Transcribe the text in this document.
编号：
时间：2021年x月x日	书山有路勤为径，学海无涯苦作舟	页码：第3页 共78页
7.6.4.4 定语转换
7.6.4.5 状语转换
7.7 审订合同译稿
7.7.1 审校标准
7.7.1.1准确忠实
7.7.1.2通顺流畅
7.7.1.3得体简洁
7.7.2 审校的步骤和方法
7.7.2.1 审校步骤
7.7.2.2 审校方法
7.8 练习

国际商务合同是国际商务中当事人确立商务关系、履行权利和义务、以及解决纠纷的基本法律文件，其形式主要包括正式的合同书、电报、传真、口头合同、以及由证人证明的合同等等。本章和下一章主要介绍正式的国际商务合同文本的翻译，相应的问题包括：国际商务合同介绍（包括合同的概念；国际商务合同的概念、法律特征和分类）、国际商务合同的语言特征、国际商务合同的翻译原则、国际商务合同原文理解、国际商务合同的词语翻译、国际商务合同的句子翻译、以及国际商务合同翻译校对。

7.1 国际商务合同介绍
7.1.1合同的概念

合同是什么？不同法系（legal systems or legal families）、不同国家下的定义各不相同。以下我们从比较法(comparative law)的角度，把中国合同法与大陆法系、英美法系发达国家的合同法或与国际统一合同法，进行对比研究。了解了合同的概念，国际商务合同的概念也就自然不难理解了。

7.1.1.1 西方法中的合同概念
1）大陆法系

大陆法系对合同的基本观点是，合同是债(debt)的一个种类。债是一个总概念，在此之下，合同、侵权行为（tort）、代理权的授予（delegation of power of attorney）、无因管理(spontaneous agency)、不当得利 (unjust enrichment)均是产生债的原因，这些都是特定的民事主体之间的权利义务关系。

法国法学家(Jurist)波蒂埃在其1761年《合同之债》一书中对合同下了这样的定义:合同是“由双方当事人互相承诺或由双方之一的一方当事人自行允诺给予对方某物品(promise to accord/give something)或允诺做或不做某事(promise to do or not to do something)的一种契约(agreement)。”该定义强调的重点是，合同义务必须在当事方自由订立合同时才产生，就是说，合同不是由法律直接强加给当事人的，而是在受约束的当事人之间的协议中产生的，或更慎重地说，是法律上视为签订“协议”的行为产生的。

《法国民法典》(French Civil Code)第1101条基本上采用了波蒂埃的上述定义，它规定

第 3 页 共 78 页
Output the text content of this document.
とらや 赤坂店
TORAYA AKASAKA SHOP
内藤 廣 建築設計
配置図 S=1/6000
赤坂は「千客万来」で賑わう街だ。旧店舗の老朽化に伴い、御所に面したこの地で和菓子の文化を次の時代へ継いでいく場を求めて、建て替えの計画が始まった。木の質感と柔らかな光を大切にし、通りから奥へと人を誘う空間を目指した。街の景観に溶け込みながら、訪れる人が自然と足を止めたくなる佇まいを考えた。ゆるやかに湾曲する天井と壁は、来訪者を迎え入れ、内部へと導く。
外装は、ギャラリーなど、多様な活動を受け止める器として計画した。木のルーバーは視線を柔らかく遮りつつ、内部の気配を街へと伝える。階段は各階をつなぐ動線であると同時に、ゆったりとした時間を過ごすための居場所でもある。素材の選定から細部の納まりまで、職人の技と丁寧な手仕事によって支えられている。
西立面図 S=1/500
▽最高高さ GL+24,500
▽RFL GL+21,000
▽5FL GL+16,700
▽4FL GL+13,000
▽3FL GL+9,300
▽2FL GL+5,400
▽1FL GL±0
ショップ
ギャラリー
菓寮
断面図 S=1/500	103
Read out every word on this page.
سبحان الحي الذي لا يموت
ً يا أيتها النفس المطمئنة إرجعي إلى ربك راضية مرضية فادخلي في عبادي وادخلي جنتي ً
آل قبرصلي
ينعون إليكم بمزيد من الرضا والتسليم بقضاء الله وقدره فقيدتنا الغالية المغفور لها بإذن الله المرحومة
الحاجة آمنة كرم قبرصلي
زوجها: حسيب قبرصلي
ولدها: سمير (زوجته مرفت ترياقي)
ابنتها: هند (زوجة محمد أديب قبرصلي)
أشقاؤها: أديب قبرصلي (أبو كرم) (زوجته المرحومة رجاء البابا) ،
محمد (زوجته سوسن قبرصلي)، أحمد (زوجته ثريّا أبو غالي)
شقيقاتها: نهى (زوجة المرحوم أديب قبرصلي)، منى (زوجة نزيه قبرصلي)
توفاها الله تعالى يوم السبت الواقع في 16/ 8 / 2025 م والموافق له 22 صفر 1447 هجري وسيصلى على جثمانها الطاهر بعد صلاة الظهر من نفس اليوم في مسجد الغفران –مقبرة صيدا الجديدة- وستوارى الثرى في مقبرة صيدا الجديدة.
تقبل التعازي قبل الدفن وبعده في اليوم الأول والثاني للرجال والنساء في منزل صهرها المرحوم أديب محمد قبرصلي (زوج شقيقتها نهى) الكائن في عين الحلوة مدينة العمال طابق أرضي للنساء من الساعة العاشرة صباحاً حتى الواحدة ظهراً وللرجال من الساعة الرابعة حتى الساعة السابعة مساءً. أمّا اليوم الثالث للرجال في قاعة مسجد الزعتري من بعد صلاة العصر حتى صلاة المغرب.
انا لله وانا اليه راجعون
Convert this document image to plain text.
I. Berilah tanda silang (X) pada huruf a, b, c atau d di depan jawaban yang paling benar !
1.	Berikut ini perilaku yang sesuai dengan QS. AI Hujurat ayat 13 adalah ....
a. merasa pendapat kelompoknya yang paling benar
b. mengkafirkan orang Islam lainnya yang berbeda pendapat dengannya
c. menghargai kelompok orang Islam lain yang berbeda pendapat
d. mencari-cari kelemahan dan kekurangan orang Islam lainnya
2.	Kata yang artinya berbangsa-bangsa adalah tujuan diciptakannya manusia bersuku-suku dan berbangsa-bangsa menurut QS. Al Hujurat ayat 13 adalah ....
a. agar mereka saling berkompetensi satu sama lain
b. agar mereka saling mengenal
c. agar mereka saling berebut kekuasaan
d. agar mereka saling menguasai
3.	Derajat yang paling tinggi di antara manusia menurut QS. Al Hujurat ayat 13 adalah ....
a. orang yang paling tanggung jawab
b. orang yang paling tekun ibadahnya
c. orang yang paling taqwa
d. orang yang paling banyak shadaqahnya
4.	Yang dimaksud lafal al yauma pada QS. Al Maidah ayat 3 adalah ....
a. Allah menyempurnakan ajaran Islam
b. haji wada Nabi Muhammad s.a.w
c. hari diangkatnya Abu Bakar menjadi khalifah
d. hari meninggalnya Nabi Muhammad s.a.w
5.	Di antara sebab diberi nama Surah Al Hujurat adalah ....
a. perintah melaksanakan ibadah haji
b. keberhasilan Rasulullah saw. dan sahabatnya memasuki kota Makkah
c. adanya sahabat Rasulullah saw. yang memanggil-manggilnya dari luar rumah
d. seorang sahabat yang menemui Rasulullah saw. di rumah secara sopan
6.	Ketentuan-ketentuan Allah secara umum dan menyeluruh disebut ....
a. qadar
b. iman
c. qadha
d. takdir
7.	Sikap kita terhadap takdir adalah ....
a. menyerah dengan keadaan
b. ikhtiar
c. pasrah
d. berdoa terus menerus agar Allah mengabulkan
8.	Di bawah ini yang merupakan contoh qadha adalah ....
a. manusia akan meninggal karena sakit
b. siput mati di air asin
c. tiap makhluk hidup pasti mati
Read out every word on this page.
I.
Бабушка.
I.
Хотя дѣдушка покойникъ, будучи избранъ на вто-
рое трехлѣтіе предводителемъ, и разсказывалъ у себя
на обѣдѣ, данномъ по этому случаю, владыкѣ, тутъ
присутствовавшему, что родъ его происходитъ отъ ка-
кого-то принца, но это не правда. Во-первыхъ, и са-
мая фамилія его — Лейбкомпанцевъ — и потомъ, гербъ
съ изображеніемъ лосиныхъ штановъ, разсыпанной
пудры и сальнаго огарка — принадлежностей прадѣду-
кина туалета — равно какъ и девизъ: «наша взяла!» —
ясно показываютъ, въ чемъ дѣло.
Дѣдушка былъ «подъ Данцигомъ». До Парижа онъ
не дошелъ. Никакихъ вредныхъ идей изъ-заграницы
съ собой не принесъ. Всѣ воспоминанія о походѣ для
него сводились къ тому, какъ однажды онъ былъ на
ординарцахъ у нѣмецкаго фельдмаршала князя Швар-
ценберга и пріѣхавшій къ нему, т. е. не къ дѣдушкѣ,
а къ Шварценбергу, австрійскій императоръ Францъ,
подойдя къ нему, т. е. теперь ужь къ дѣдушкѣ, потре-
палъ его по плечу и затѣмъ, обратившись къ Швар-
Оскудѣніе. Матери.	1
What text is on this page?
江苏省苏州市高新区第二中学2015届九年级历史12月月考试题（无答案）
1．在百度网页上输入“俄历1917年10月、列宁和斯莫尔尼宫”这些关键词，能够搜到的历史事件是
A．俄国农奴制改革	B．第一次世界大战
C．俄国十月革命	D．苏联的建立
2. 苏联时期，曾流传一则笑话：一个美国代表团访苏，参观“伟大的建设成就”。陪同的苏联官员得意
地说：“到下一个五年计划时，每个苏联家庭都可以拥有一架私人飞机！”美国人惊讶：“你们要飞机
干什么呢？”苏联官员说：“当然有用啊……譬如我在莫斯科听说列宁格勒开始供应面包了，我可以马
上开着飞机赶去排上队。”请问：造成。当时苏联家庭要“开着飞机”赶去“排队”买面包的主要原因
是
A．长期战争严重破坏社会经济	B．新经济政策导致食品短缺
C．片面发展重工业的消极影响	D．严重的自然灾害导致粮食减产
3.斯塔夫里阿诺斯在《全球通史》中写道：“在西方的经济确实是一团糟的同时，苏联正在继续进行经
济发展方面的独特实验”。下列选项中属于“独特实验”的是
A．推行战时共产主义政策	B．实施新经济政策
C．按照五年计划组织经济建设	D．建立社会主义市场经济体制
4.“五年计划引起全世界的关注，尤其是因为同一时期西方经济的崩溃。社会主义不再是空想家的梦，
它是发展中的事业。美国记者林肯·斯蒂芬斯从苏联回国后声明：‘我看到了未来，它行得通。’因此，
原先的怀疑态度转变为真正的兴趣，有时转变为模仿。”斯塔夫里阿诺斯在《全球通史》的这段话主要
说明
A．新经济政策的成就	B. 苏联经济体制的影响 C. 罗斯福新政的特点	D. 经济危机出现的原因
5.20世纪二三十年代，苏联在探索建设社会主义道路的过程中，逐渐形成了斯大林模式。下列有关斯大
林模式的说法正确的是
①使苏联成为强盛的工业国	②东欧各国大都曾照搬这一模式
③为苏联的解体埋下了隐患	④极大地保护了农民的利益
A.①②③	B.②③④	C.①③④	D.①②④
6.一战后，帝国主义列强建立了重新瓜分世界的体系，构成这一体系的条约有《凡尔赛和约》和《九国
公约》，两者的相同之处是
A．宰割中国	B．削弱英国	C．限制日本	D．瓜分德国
★ ★ ★ ★ ★ ★ ★
What you should do: Filter the records down to the lines that contain the string "rumah", and copy those lines.

Reply:
c. adanya sahabat Rasulullah saw. yang memanggil-manggilnya dari luar rumah
d. seorang sahabat yang menemui Rasulullah saw. di rumah secara sopan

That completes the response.